### What is asked
Retype the records that come next, word for word.

### Source material
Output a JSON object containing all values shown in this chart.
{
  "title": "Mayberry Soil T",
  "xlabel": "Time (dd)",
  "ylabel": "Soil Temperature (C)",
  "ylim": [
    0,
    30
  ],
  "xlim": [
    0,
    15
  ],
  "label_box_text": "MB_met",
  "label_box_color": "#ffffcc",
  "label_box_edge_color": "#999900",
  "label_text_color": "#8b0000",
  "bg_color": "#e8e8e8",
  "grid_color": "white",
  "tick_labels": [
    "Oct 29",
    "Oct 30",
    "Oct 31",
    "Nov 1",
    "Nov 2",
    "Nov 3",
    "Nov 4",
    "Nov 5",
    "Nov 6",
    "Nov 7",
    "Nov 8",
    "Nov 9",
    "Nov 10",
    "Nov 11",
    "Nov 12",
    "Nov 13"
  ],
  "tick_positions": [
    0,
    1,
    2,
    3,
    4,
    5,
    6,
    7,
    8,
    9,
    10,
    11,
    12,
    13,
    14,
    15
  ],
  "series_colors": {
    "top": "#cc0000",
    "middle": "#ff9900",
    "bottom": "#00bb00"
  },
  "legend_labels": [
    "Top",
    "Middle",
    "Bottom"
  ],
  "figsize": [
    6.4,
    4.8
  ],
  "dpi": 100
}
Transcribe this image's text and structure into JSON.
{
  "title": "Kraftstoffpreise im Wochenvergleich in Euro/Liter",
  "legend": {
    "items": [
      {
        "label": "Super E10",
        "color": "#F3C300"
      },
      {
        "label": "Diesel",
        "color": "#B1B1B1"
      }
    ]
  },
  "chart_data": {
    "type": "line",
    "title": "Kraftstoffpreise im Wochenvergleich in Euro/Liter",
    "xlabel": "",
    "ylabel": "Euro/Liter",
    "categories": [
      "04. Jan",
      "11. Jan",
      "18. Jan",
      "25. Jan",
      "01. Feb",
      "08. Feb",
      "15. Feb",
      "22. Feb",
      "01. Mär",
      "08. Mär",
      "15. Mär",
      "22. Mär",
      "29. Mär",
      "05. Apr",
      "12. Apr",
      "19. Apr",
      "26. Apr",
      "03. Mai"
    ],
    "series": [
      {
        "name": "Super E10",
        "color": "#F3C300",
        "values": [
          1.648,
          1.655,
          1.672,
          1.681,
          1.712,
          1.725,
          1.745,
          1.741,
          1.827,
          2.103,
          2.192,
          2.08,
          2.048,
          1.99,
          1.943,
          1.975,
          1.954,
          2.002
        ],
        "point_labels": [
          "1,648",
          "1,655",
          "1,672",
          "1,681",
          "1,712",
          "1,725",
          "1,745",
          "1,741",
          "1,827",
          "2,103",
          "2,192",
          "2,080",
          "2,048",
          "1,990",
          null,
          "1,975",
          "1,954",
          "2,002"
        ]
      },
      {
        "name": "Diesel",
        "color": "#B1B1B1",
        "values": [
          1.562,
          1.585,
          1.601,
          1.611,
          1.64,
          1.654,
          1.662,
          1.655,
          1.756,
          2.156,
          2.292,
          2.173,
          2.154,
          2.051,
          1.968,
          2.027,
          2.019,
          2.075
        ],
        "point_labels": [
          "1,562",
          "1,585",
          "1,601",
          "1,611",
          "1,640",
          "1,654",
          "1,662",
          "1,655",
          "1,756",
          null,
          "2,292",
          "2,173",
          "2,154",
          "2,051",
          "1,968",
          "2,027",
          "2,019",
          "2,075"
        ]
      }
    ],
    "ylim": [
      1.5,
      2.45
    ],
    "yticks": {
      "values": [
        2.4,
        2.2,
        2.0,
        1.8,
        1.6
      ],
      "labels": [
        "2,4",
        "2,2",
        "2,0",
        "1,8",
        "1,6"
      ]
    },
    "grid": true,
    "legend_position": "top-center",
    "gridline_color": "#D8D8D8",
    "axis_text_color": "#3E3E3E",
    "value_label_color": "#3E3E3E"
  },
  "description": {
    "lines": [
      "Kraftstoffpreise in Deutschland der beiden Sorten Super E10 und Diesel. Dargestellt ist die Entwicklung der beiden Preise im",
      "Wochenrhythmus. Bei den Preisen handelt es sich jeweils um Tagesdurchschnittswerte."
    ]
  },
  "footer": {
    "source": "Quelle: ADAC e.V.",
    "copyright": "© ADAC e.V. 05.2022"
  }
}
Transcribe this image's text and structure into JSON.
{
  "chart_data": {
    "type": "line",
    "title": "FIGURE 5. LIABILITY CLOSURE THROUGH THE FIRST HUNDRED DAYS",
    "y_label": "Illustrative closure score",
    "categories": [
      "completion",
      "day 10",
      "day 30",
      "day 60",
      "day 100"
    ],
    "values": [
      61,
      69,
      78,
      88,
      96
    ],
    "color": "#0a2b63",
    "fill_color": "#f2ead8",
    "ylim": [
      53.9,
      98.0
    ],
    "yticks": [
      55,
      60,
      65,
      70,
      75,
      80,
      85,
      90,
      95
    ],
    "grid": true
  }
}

### Expected output
Output a JSON object containing all values shown in this chart.
{
  "title": "Mayberry Soil T",
  "xlabel": "Time (dd)",
  "ylabel": "Soil Temperature (C)",
  "ylim": [
    0,
    30
  ],
  "xlim": [
    0,
    15
  ],
  "label_box_text": "MB_met",
  "label_box_color": "#ffffcc",
  "label_box_edge_color": "#999900",
  "label_text_color": "#8b0000",
  "bg_color": "#e8e8e8",
  "grid_color": "white",
  "tick_labels": [
    "Oct 29",
    "Oct 30",
    "Oct 31",
    "Nov 1",
    "Nov 2",
    "Nov 3",
    "Nov 4",
    "Nov 5",
    "Nov 6",
    "Nov 7",
    "Nov 8",
    "Nov 9",
    "Nov 10",
    "Nov 11",
    "Nov 12",
    "Nov 13"
  ],
  "tick_positions": [
    0,
    1,
    2,
    3,
    4,
    5,
    6,
    7,
    8,
    9,
    10,
    11,
    12,
    13,
    14,
    15
  ],
  "series_colors": {
    "top": "#cc0000",
    "middle": "#ff9900",
    "bottom": "#00bb00"
  },
  "legend_labels": [
    "Top",
    "Middle",
    "Bottom"
  ],
  "figsize": [
    6.4,
    4.8
  ],
  "dpi": 100
}
Transcribe this image's text and structure into JSON.
{
  "title": "Kraftstoffpreise im Wochenvergleich in Euro/Liter",
  "legend": {
    "items": [
      {
        "label": "Super E10",
        "color": "#F3C300"
      },
      {
        "label": "Diesel",
        "color": "#B1B1B1"
      }
    ]
  },
  "chart_data": {
    "type": "line",
    "title": "Kraftstoffpreise im Wochenvergleich in Euro/Liter",
    "xlabel": "",
    "ylabel": "Euro/Liter",
    "categories": [
      "04. Jan",
      "11. Jan",
      "18. Jan",
      "25. Jan",
      "01. Feb",
      "08. Feb",
      "15. Feb",
      "22. Feb",
      "01. Mär",
      "08. Mär",
      "15. Mär",
      "22. Mär",
      "29. Mär",
      "05. Apr",
      "12. Apr",
      "19. Apr",
      "26. Apr",
      "03. Mai"
    ],
    "series": [
      {
        "name": "Super E10",
        "color": "#F3C300",
        "values": [
          1.648,
          1.655,
          1.672,
          1.681,
          1.712,
          1.725,
          1.745,
          1.741,
          1.827,
          2.103,
          2.192,
          2.08,
          2.048,
          1.99,
          1.943,
          1.975,
          1.954,
          2.002
        ],
        "point_labels": [
          "1,648",
          "1,655",
          "1,672",
          "1,681",
          "1,712",
          "1,725",
          "1,745",
          "1,741",
          "1,827",
          "2,103",
          "2,192",
          "2,080",
          "2,048",
          "1,990",
          null,
          "1,975",
          "1,954",
          "2,002"
        ]
      },
      {
        "name": "Diesel",
        "color": "#B1B1B1",
        "values": [
          1.562,
          1.585,
          1.601,
          1.611,
          1.64,
          1.654,
          1.662,
          1.655,
          1.756,
          2.156,
          2.292,
          2.173,
          2.154,
          2.051,
          1.968,
          2.027,
          2.019,
          2.075
        ],
        "point_labels": [
          "1,562",
          "1,585",
          "1,601",
          "1,611",
          "1,640",
          "1,654",
          "1,662",
          "1,655",
          "1,756",
          null,
          "2,292",
          "2,173",
          "2,154",
          "2,051",
          "1,968",
          "2,027",
          "2,019",
          "2,075"
        ]
      }
    ],
    "ylim": [
      1.5,
      2.45
    ],
    "yticks": {
      "values": [
        2.4,
        2.2,
        2.0,
        1.8,
        1.6
      ],
      "labels": [
        "2,4",
        "2,2",
        "2,0",
        "1,8",
        "1,6"
      ]
    },
    "grid": true,
    "legend_position": "top-center",
    "gridline_color": "#D8D8D8",
    "axis_text_color": "#3E3E3E",
    "value_label_color": "#3E3E3E"
  },
  "description": {
    "lines": [
      "Kraftstoffpreise in Deutschland der beiden Sorten Super E10 und Diesel. Dargestellt ist die Entwicklung der beiden Preise im",
      "Wochenrhythmus. Bei den Preisen handelt es sich jeweils um Tagesdurchschnittswerte."
    ]
  },
  "footer": {
    "source": "Quelle: ADAC e.V.",
    "copyright": "© ADAC e.V. 05.2022"
  }
}
Transcribe this image's text and structure into JSON.
{
  "chart_data": {
    "type": "line",
    "title": "FIGURE 5. LIABILITY CLOSURE THROUGH THE FIRST HUNDRED DAYS",
    "y_label": "Illustrative closure score",
    "categories": [
      "completion",
      "day 10",
      "day 30",
      "day 60",
      "day 100"
    ],
    "values": [
      61,
      69,
      78,
      88,
      96
    ],
    "color": "#0a2b63",
    "fill_color": "#f2ead8",
    "ylim": [
      53.9,
      98.0
    ],
    "yticks": [
      55,
      60,
      65,
      70,
      75,
      80,
      85,
      90,
      95
    ],
    "grid": true
  }
}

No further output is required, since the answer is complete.